Data entries:

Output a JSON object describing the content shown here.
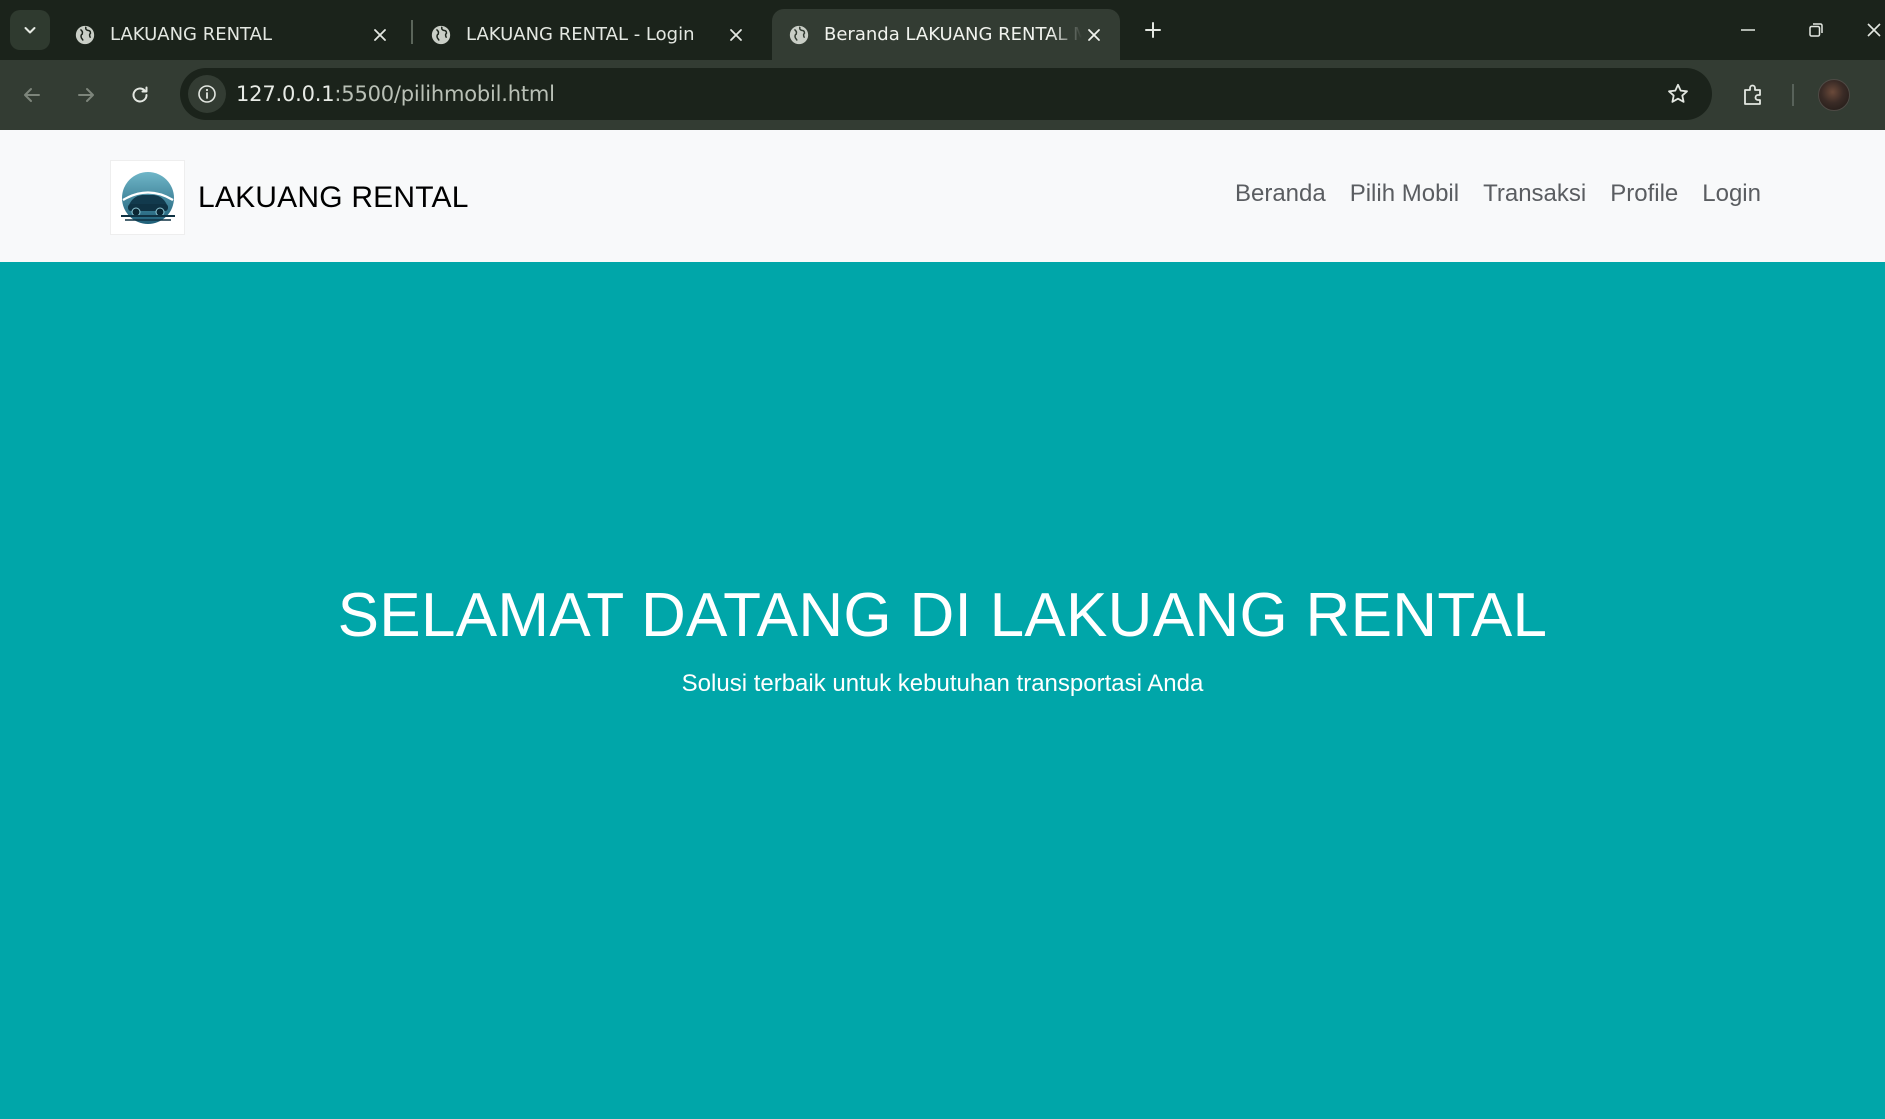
{
  "browser": {
    "tabs": [
      {
        "title": "LAKUANG RENTAL",
        "active": false
      },
      {
        "title": "LAKUANG RENTAL - Login",
        "active": false
      },
      {
        "title": "Beranda LAKUANG RENTAL Mobil",
        "active": true
      }
    ],
    "url_host": "127.0.0.1",
    "url_rest": ":5500/pilihmobil.html",
    "colors": {
      "tabstrip": "#1b231b",
      "toolbar": "#333c33"
    }
  },
  "navbar": {
    "brand": "LAKUANG RENTAL",
    "links": [
      "Beranda",
      "Pilih Mobil",
      "Transaksi",
      "Profile",
      "Login"
    ]
  },
  "hero": {
    "title": "SELAMAT DATANG DI LAKUANG RENTAL",
    "subtitle": "Solusi terbaik untuk kebutuhan transportasi Anda",
    "background": "#00a6a9"
  },
  "icons": {
    "tab_search": "chevron-down-icon",
    "tab_favicon": "globe-icon",
    "tab_close": "close-icon",
    "new_tab": "plus-icon",
    "back": "arrow-left-icon",
    "forward": "arrow-right-icon",
    "reload": "reload-icon",
    "site_info": "info-icon",
    "bookmark": "star-icon",
    "extensions": "puzzle-icon",
    "logo": "car-logo-icon"
  }
}
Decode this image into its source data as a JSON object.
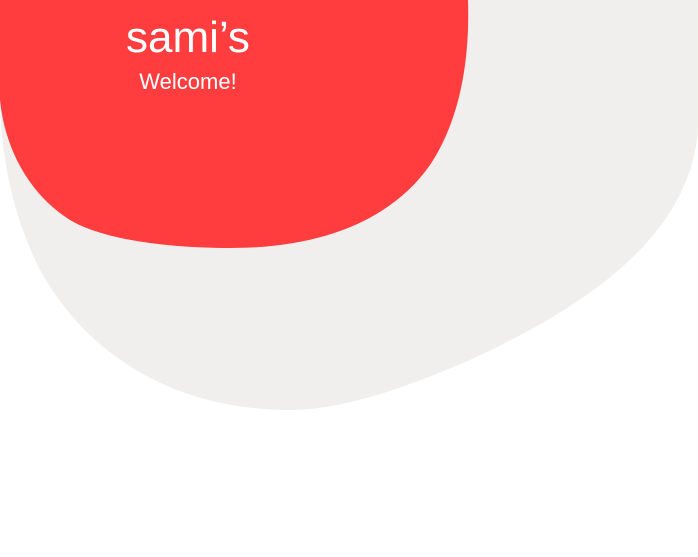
{
  "splash": {
    "brand_name": "sami’s",
    "greeting": "Welcome!"
  },
  "colors": {
    "background": "#ffffff",
    "back_blob": "#f1efee",
    "front_blob": "#ff3d3f",
    "text": "#ffffff"
  }
}
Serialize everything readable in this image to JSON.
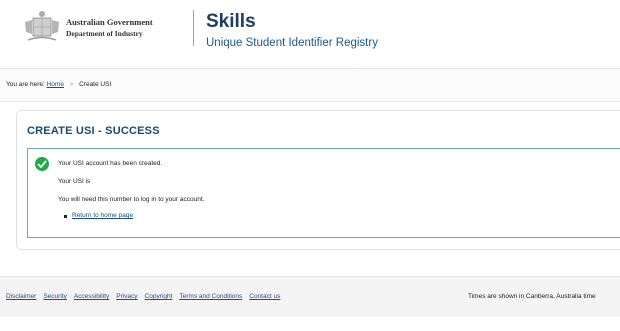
{
  "header": {
    "gov_line1": "Australian Government",
    "gov_line2": "Department of Industry",
    "title": "Skills",
    "subtitle": "Unique Student Identifier Registry"
  },
  "breadcrumb": {
    "prefix": "You are here:",
    "home": "Home",
    "separator": ">",
    "current": "Create USI"
  },
  "main": {
    "heading": "CREATE USI - SUCCESS",
    "messages": [
      "Your USI account has been created.",
      "Your USI is",
      "You will need this number to log in to your account."
    ],
    "return_link": "Return to home page"
  },
  "footer": {
    "links": [
      "Disclaimer",
      "Security",
      "Accessibility",
      "Privacy",
      "Copyright",
      "Terms and Conditions",
      "Contact us"
    ],
    "note": "Times are shown in Canberra, Australia time"
  },
  "colors": {
    "brand_navy": "#1b3e62",
    "link": "#1b4f8a",
    "success": "#22aa44",
    "panel_border": "#6fa9a9"
  },
  "icons": [
    "crest-logo",
    "checkmark-icon"
  ]
}
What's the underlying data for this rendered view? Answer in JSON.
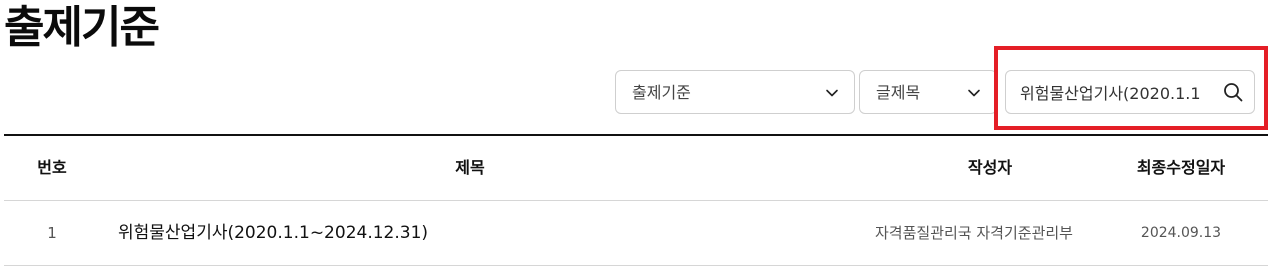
{
  "page": {
    "title": "출제기준"
  },
  "search": {
    "category_select": {
      "selected": "출제기준",
      "icon": "chevron-down-icon"
    },
    "field_select": {
      "selected": "글제목",
      "icon": "chevron-down-icon"
    },
    "keyword_input": {
      "value": "위험물산업기사(2020.1.1"
    },
    "search_button_icon": "search-icon"
  },
  "highlight": {
    "color": "#e41e26"
  },
  "table": {
    "columns": [
      "번호",
      "제목",
      "작성자",
      "최종수정일자"
    ],
    "rows": [
      {
        "no": "1",
        "title": "위험물산업기사(2020.1.1~2024.12.31)",
        "author": "자격품질관리국 자격기준관리부",
        "date": "2024.09.13"
      }
    ]
  }
}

THE EXERCISE ▸
Quote the records above in full, dropping each picture.

EXERCISE RESULT ▸
Output a JSON object describing the content shown here.
{
  "browser": {
    "tabs": [
      {
        "title": "LAKUANG RENTAL",
        "active": false
      },
      {
        "title": "LAKUANG RENTAL - Login",
        "active": false
      },
      {
        "title": "Beranda LAKUANG RENTAL Mobil",
        "active": true
      }
    ],
    "url_host": "127.0.0.1",
    "url_rest": ":5500/pilihmobil.html",
    "colors": {
      "tabstrip": "#1b231b",
      "toolbar": "#333c33"
    }
  },
  "navbar": {
    "brand": "LAKUANG RENTAL",
    "links": [
      "Beranda",
      "Pilih Mobil",
      "Transaksi",
      "Profile",
      "Login"
    ]
  },
  "hero": {
    "title": "SELAMAT DATANG DI LAKUANG RENTAL",
    "subtitle": "Solusi terbaik untuk kebutuhan transportasi Anda",
    "background": "#00a6a9"
  },
  "icons": {
    "tab_search": "chevron-down-icon",
    "tab_favicon": "globe-icon",
    "tab_close": "close-icon",
    "new_tab": "plus-icon",
    "back": "arrow-left-icon",
    "forward": "arrow-right-icon",
    "reload": "reload-icon",
    "site_info": "info-icon",
    "bookmark": "star-icon",
    "extensions": "puzzle-icon",
    "logo": "car-logo-icon"
  }
}
Decode this image into its source data as a JSON object.
{
  "splash": {
    "brand_name": "sami’s",
    "greeting": "Welcome!"
  },
  "colors": {
    "background": "#ffffff",
    "back_blob": "#f1efee",
    "front_blob": "#ff3d3f",
    "text": "#ffffff"
  }
}
Serialize everything readable in this image to JSON.
{
  "header": {
    "gov_line1": "Australian Government",
    "gov_line2": "Department of Industry",
    "title": "Skills",
    "subtitle": "Unique Student Identifier Registry"
  },
  "breadcrumb": {
    "prefix": "You are here:",
    "home": "Home",
    "separator": ">",
    "current": "Create USI"
  },
  "main": {
    "heading": "CREATE USI - SUCCESS",
    "messages": [
      "Your USI account has been created.",
      "Your USI is",
      "You will need this number to log in to your account."
    ],
    "return_link": "Return to home page"
  },
  "footer": {
    "links": [
      "Disclaimer",
      "Security",
      "Accessibility",
      "Privacy",
      "Copyright",
      "Terms and Conditions",
      "Contact us"
    ],
    "note": "Times are shown in Canberra, Australia time"
  },
  "colors": {
    "brand_navy": "#1b3e62",
    "link": "#1b4f8a",
    "success": "#22aa44",
    "panel_border": "#6fa9a9"
  },
  "icons": [
    "crest-logo",
    "checkmark-icon"
  ]
}
What's the underlying data for this rendered view? Answer in JSON.
{
  "page": {
    "title": "출제기준"
  },
  "search": {
    "category_select": {
      "selected": "출제기준",
      "icon": "chevron-down-icon"
    },
    "field_select": {
      "selected": "글제목",
      "icon": "chevron-down-icon"
    },
    "keyword_input": {
      "value": "위험물산업기사(2020.1.1"
    },
    "search_button_icon": "search-icon"
  },
  "highlight": {
    "color": "#e41e26"
  },
  "table": {
    "columns": [
      "번호",
      "제목",
      "작성자",
      "최종수정일자"
    ],
    "rows": [
      {
        "no": "1",
        "title": "위험물산업기사(2020.1.1~2024.12.31)",
        "author": "자격품질관리국 자격기준관리부",
        "date": "2024.09.13"
      }
    ]
  }
}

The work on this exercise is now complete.